AIM
Restate the whole listing exactly.

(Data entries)
-----
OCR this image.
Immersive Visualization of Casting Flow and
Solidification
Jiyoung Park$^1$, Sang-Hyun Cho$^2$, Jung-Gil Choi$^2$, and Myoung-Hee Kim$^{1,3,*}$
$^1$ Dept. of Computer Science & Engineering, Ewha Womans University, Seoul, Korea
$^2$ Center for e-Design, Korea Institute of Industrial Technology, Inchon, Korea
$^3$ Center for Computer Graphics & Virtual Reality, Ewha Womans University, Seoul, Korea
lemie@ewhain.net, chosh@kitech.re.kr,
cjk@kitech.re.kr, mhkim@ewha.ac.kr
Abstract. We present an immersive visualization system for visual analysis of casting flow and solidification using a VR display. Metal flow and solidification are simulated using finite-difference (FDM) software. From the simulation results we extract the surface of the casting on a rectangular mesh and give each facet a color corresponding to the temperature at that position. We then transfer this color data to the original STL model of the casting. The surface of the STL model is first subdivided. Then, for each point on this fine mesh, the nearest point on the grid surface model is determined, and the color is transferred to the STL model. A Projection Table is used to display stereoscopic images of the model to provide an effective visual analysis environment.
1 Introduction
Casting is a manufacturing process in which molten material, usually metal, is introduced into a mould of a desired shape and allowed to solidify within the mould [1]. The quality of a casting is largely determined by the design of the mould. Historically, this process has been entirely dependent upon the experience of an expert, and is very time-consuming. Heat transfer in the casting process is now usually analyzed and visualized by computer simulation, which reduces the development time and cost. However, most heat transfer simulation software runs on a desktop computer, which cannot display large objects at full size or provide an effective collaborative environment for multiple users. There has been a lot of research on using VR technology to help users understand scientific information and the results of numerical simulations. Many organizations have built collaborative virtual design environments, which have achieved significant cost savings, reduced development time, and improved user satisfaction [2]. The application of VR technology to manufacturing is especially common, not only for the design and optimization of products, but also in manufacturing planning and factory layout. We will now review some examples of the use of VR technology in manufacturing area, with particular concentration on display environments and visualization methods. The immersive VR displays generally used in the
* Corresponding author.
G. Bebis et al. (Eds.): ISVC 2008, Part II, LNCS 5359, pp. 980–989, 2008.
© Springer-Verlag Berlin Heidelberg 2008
-----
RESULT BELOW
OCR this image.
Immersive Visualization of Casting Flow and
Solidification
Jiyoung Park$^1$, Sang-Hyun Cho$^2$, Jung-Gil Choi$^2$, and Myoung-Hee Kim$^{1,3,*}$
$^1$ Dept. of Computer Science & Engineering, Ewha Womans University, Seoul, Korea
$^2$ Center for e-Design, Korea Institute of Industrial Technology, Inchon, Korea
$^3$ Center for Computer Graphics & Virtual Reality, Ewha Womans University, Seoul, Korea
lemie@ewhain.net, chosh@kitech.re.kr,
cjk@kitech.re.kr, mhkim@ewha.ac.kr
Abstract. We present an immersive visualization system for visual analysis of casting flow and solidification using a VR display. Metal flow and solidification are simulated using finite-difference (FDM) software. From the simulation results we extract the surface of the casting on a rectangular mesh and give each facet a color corresponding to the temperature at that position. We then transfer this color data to the original STL model of the casting. The surface of the STL model is first subdivided. Then, for each point on this fine mesh, the nearest point on the grid surface model is determined, and the color is transferred to the STL model. A Projection Table is used to display stereoscopic images of the model to provide an effective visual analysis environment.
1 Introduction
Casting is a manufacturing process in which molten material, usually metal, is introduced into a mould of a desired shape and allowed to solidify within the mould [1]. The quality of a casting is largely determined by the design of the mould. Historically, this process has been entirely dependent upon the experience of an expert, and is very time-consuming. Heat transfer in the casting process is now usually analyzed and visualized by computer simulation, which reduces the development time and cost. However, most heat transfer simulation software runs on a desktop computer, which cannot display large objects at full size or provide an effective collaborative environment for multiple users. There has been a lot of research on using VR technology to help users understand scientific information and the results of numerical simulations. Many organizations have built collaborative virtual design environments, which have achieved significant cost savings, reduced development time, and improved user satisfaction [2]. The application of VR technology to manufacturing is especially common, not only for the design and optimization of products, but also in manufacturing planning and factory layout. We will now review some examples of the use of VR technology in manufacturing area, with particular concentration on display environments and visualization methods. The immersive VR displays generally used in the
* Corresponding author.
G. Bebis et al. (Eds.): ISVC 2008, Part II, LNCS 5359, pp. 980–989, 2008.
© Springer-Verlag Berlin Heidelberg 2008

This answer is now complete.